:: Request ::
Put every line of these records into a Markdown table with two columns, Row and Line, numbering the rows and skipping any blank lines.
>> begin Recorded information
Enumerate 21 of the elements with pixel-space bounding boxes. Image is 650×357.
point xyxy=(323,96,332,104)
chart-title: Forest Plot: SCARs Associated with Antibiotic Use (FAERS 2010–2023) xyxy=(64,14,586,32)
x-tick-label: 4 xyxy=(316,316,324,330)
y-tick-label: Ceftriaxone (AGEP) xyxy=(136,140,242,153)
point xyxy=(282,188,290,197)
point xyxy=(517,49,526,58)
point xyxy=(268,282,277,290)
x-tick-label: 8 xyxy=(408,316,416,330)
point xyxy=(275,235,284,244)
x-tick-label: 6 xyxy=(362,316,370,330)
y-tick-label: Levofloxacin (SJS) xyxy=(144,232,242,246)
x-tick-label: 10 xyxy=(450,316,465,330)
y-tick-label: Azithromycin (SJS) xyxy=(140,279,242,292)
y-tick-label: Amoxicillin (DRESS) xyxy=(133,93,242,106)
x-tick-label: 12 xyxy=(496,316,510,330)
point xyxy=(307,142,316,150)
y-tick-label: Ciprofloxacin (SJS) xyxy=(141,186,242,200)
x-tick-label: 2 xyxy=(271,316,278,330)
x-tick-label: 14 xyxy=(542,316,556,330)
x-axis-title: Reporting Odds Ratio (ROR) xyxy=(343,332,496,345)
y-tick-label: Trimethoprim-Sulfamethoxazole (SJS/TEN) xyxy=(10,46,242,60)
>> end Recorded information
:: Task output ::
| Row | Line |
|---|---|
| 1 | Enumerate 21 of the elements with pixel-space bounding boxes. Image is 650×357. |
| 2 | point xyxy=(323,96,332,104) |
| 3 | chart-title: Forest Plot: SCARs Associated with Antibiotic Use (FAERS 2010–2023) xyxy=(64,14,586,32) |
| 4 | x-tick-label: 4 xyxy=(316,316,324,330) |
| 5 | y-tick-label: Ceftriaxone (AGEP) xyxy=(136,140,242,153) |
| 6 | point xyxy=(282,188,290,197) |
| 7 | point xyxy=(517,49,526,58) |
| 8 | point xyxy=(268,282,277,290) |
| 9 | x-tick-label: 8 xyxy=(408,316,416,330) |
| 10 | point xyxy=(275,235,284,244) |
| 11 | x-tick-label: 6 xyxy=(362,316,370,330) |
| 12 | y-tick-label: Levofloxacin (SJS) xyxy=(144,232,242,246) |
| 13 | x-tick-label: 10 xyxy=(450,316,465,330) |
| 14 | y-tick-label: Azithromycin (SJS) xyxy=(140,279,242,292) |
| 15 | y-tick-label: Amoxicillin (DRESS) xyxy=(133,93,242,106) |
| 16 | x-tick-label: 12 xyxy=(496,316,510,330) |
| 17 | point xyxy=(307,142,316,150) |
| 18 | y-tick-label: Ciprofloxacin (SJS) xyxy=(141,186,242,200) |
| 19 | x-tick-label: 2 xyxy=(271,316,278,330) |
| 20 | x-tick-label: 14 xyxy=(542,316,556,330) |
| 21 | x-axis-title: Reporting Odds Ratio (ROR) xyxy=(343,332,496,345) |
| 22 | y-tick-label: Trimethoprim-Sulfamethoxazole (SJS/TEN) xyxy=(10,46,242,60) |